◆ What is asked ◆
Set out every line of the items below as a numbered list, skipping any blank lines.

◆ Dataset rows ◆
##########
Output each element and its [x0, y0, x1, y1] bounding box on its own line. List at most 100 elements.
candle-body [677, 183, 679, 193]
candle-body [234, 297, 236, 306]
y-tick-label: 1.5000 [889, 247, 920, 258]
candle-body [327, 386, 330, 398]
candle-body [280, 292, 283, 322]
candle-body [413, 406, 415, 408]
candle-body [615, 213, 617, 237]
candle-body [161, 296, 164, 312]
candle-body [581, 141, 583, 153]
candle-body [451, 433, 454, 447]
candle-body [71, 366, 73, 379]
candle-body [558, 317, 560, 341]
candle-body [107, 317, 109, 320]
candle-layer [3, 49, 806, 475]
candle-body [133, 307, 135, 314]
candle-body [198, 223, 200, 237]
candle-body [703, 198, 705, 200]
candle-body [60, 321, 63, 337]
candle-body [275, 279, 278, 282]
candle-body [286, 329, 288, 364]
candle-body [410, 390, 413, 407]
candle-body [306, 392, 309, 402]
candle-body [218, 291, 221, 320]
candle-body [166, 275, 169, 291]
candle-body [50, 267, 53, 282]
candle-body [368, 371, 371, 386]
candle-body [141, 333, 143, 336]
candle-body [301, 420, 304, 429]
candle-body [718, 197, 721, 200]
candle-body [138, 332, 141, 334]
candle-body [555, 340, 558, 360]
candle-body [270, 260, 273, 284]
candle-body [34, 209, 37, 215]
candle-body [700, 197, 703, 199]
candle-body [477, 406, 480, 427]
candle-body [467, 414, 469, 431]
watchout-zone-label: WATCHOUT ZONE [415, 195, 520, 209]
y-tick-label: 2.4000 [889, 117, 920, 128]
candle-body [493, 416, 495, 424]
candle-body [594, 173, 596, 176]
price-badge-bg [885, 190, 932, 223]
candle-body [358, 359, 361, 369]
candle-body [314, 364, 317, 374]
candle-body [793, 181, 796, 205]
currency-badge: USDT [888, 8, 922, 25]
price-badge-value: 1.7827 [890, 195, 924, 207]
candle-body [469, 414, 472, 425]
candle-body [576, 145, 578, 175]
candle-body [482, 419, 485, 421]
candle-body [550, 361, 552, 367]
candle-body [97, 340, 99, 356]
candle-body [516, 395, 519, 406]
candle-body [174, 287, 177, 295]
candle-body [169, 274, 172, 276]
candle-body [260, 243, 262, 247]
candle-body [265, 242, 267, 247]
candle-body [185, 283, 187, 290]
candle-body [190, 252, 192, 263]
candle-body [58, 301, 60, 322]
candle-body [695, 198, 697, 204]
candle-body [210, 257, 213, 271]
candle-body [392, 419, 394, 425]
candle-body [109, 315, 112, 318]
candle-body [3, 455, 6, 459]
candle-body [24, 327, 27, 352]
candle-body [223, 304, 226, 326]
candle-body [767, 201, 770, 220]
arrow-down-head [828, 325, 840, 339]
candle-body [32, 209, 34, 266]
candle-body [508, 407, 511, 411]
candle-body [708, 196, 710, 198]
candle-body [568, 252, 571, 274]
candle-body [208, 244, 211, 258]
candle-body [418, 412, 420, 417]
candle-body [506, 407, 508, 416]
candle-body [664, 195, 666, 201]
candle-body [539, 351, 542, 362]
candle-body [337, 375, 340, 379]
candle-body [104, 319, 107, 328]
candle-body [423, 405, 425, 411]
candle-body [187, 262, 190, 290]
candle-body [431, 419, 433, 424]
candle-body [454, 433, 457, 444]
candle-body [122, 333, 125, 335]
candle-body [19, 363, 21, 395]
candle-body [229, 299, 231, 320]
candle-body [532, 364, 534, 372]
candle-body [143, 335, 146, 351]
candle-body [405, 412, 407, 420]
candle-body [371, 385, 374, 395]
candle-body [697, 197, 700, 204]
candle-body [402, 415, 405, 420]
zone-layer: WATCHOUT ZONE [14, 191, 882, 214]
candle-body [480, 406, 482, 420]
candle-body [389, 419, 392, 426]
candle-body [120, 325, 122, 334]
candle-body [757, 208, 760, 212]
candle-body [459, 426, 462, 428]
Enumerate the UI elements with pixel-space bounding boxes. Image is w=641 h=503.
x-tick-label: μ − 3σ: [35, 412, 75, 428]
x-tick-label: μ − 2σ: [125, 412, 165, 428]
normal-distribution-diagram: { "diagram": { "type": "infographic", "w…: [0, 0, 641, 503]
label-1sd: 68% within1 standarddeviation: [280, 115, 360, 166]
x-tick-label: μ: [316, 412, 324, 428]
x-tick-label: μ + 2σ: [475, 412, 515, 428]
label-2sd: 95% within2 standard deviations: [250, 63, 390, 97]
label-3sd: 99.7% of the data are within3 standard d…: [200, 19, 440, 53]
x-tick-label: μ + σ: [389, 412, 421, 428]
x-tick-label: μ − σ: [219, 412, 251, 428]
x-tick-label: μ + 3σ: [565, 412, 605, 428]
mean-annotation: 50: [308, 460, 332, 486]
##########
◆ Finished exercise ◆
1. Output each element and its [x0, y0, x1, y1] bounding box on its own line. List at most 100 elements.
2. candle-body [677, 183, 679, 193]
3. candle-body [234, 297, 236, 306]
4. y-tick-label: 1.5000 [889, 247, 920, 258]
5. candle-body [327, 386, 330, 398]
6. candle-body [280, 292, 283, 322]
7. candle-body [413, 406, 415, 408]
8. candle-body [615, 213, 617, 237]
9. candle-body [161, 296, 164, 312]
10. candle-body [581, 141, 583, 153]
11. candle-body [451, 433, 454, 447]
12. candle-body [71, 366, 73, 379]
13. candle-body [558, 317, 560, 341]
14. candle-body [107, 317, 109, 320]
15. candle-layer [3, 49, 806, 475]
16. candle-body [133, 307, 135, 314]
17. candle-body [198, 223, 200, 237]
18. candle-body [703, 198, 705, 200]
19. candle-body [60, 321, 63, 337]
20. candle-body [275, 279, 278, 282]
21. candle-body [286, 329, 288, 364]
22. candle-body [410, 390, 413, 407]
23. candle-body [306, 392, 309, 402]
24. candle-body [218, 291, 221, 320]
25. candle-body [166, 275, 169, 291]
26. candle-body [50, 267, 53, 282]
27. candle-body [368, 371, 371, 386]
28. candle-body [141, 333, 143, 336]
29. candle-body [301, 420, 304, 429]
30. candle-body [718, 197, 721, 200]
31. candle-body [138, 332, 141, 334]
32. candle-body [555, 340, 558, 360]
33. candle-body [270, 260, 273, 284]
34. candle-body [34, 209, 37, 215]
35. candle-body [700, 197, 703, 199]
36. candle-body [477, 406, 480, 427]
37. candle-body [467, 414, 469, 431]
38. watchout-zone-label: WATCHOUT ZONE [415, 195, 520, 209]
39. y-tick-label: 2.4000 [889, 117, 920, 128]
40. candle-body [493, 416, 495, 424]
41. candle-body [594, 173, 596, 176]
42. price-badge-bg [885, 190, 932, 223]
43. candle-body [358, 359, 361, 369]
44. candle-body [314, 364, 317, 374]
45. candle-body [793, 181, 796, 205]
46. currency-badge: USDT [888, 8, 922, 25]
47. price-badge-value: 1.7827 [890, 195, 924, 207]
48. candle-body [469, 414, 472, 425]
49. candle-body [576, 145, 578, 175]
50. candle-body [482, 419, 485, 421]
51. candle-body [550, 361, 552, 367]
52. candle-body [97, 340, 99, 356]
53. candle-body [516, 395, 519, 406]
54. candle-body [174, 287, 177, 295]
55. candle-body [169, 274, 172, 276]
56. candle-body [260, 243, 262, 247]
57. candle-body [265, 242, 267, 247]
58. candle-body [185, 283, 187, 290]
59. candle-body [190, 252, 192, 263]
60. candle-body [58, 301, 60, 322]
61. candle-body [695, 198, 697, 204]
62. candle-body [210, 257, 213, 271]
63. candle-body [392, 419, 394, 425]
64. candle-body [109, 315, 112, 318]
65. candle-body [3, 455, 6, 459]
66. candle-body [24, 327, 27, 352]
67. candle-body [223, 304, 226, 326]
68. candle-body [767, 201, 770, 220]
69. arrow-down-head [828, 325, 840, 339]
70. candle-body [32, 209, 34, 266]
71. candle-body [508, 407, 511, 411]
72. candle-body [708, 196, 710, 198]
73. candle-body [568, 252, 571, 274]
74. candle-body [208, 244, 211, 258]
75. candle-body [418, 412, 420, 417]
76. candle-body [506, 407, 508, 416]
77. candle-body [664, 195, 666, 201]
78. candle-body [539, 351, 542, 362]
79. candle-body [337, 375, 340, 379]
80. candle-body [104, 319, 107, 328]
81. candle-body [423, 405, 425, 411]
82. candle-body [187, 262, 190, 290]
83. candle-body [431, 419, 433, 424]
84. candle-body [454, 433, 457, 444]
85. candle-body [122, 333, 125, 335]
86. candle-body [19, 363, 21, 395]
87. candle-body [229, 299, 231, 320]
88. candle-body [532, 364, 534, 372]
89. candle-body [143, 335, 146, 351]
90. candle-body [405, 412, 407, 420]
91. candle-body [371, 385, 374, 395]
92. candle-body [697, 197, 700, 204]
93. candle-body [402, 415, 405, 420]
94. zone-layer: WATCHOUT ZONE [14, 191, 882, 214]
95. candle-body [480, 406, 482, 420]
96. candle-body [389, 419, 392, 426]
97. candle-body [120, 325, 122, 334]
98. candle-body [757, 208, 760, 212]
99. candle-body [459, 426, 462, 428]
100. Enumerate the UI elements with pixel-space bounding boxes. Image is w=641 h=503.
101. x-tick-label: μ − 3σ: [35, 412, 75, 428]
102. x-tick-label: μ − 2σ: [125, 412, 165, 428]
103. normal-distribution-diagram: { "diagram": { "type": "infographic", "w…: [0, 0, 641, 503]
104. label-1sd: 68% within1 standarddeviation: [280, 115, 360, 166]
105. x-tick-label: μ: [316, 412, 324, 428]
106. x-tick-label: μ + 2σ: [475, 412, 515, 428]
107. label-2sd: 95% within2 standard deviations: [250, 63, 390, 97]
108. label-3sd: 99.7% of the data are within3 standard d…: [200, 19, 440, 53]
109. x-tick-label: μ + σ: [389, 412, 421, 428]
110. x-tick-label: μ − σ: [219, 412, 251, 428]
111. x-tick-label: μ + 3σ: [565, 412, 605, 428]
112. mean-annotation: 50: [308, 460, 332, 486]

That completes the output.